Problem requirements -
Take each line that has the word "Trip" and return it.

Dataset records -
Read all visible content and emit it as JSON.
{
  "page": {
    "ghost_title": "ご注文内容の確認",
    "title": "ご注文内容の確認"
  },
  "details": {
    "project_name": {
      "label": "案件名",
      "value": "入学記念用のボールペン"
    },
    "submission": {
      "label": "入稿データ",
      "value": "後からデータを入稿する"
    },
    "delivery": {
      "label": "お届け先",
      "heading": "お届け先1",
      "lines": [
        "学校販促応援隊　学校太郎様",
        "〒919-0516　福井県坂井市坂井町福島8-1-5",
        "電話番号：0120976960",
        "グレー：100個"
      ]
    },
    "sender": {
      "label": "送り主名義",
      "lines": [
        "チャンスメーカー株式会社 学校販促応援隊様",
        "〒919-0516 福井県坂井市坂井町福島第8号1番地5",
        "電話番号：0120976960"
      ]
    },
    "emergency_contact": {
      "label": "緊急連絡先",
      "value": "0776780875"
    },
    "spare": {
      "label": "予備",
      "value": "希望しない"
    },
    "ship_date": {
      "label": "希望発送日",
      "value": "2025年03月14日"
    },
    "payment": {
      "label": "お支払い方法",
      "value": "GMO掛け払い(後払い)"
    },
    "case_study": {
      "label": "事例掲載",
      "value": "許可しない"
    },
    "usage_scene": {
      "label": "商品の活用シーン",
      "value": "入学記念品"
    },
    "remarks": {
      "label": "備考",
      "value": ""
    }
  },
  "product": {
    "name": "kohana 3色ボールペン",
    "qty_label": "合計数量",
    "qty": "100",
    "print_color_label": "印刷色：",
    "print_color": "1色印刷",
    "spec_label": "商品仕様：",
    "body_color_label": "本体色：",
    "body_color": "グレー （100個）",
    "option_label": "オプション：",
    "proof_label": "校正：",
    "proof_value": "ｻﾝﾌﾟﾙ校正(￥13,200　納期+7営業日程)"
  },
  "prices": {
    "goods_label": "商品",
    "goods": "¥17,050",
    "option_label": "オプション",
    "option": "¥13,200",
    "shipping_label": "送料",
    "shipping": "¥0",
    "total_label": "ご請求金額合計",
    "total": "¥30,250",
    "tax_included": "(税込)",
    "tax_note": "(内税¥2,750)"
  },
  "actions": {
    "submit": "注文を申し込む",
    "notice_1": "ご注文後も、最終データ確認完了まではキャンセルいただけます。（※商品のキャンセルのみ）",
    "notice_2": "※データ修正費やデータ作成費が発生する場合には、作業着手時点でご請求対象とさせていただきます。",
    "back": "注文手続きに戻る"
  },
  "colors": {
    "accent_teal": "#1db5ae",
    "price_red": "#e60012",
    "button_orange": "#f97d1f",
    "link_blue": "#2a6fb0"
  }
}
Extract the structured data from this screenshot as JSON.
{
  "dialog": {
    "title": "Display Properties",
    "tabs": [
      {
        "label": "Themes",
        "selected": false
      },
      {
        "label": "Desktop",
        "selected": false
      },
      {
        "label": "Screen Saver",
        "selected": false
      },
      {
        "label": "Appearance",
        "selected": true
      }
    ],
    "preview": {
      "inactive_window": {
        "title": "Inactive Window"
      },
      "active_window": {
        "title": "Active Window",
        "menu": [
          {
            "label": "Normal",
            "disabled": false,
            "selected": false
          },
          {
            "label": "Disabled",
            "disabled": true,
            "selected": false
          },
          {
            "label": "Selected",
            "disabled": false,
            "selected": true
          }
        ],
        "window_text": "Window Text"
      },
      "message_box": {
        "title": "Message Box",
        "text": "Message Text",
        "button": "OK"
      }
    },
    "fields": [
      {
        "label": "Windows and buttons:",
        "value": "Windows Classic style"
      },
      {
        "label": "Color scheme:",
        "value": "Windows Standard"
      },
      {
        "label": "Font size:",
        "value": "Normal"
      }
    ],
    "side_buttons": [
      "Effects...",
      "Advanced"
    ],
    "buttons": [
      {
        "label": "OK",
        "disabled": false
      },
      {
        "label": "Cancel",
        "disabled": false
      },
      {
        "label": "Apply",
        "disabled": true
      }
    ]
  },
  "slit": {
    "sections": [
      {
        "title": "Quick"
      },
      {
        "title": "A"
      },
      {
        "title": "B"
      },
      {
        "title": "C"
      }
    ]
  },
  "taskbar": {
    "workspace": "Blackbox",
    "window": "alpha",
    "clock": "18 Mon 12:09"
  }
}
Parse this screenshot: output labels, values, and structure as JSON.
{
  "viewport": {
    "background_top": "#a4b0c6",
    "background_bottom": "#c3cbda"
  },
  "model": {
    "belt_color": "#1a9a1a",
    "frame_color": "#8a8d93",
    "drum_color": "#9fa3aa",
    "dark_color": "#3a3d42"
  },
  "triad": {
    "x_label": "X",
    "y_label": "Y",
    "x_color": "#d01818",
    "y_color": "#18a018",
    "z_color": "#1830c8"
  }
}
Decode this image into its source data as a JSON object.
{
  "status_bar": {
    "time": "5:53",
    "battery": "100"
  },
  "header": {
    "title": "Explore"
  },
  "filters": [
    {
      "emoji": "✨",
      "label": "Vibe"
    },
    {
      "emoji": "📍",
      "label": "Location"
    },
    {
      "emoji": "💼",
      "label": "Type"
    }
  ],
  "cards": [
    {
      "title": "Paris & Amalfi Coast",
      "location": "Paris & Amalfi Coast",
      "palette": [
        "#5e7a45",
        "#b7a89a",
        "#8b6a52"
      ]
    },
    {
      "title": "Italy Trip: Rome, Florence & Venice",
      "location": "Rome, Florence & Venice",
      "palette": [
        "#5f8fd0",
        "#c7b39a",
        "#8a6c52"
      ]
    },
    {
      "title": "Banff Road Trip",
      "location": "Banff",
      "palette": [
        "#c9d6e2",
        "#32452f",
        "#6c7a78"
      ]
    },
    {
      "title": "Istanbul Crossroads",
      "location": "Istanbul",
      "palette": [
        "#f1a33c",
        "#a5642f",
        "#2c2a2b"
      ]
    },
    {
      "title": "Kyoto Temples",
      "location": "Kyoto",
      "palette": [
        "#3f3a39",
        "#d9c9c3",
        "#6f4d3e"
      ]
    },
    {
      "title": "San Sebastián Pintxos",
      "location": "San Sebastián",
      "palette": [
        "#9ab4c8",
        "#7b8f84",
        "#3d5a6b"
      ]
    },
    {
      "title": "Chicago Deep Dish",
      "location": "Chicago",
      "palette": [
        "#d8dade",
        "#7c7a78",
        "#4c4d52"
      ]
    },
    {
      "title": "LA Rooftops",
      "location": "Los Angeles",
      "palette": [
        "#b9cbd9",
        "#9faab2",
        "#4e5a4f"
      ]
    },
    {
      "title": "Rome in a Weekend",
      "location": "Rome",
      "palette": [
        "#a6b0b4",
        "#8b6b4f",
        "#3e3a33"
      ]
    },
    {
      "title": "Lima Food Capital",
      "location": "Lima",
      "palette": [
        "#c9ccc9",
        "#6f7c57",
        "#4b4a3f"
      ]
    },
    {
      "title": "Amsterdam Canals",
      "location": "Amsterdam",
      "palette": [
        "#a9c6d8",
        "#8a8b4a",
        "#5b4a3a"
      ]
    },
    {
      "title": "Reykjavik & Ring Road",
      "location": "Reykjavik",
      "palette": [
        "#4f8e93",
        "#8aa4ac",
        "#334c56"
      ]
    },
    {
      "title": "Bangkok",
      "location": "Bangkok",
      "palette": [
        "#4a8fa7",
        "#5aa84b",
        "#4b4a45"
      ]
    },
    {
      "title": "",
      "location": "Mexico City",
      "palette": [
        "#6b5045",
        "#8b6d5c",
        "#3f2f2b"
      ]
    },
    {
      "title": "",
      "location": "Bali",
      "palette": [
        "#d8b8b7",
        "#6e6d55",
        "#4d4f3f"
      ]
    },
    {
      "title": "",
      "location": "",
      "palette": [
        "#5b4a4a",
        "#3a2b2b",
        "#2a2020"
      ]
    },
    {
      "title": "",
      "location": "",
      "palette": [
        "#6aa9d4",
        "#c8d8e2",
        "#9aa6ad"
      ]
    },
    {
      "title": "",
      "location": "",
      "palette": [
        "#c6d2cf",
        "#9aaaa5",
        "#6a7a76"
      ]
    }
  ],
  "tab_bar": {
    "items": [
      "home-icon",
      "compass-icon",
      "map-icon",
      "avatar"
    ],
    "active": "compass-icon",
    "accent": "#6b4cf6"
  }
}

Exercise answer -
      "title": "Italy Trip: Rome, Florence & Venice",
      "title": "Banff Road Trip",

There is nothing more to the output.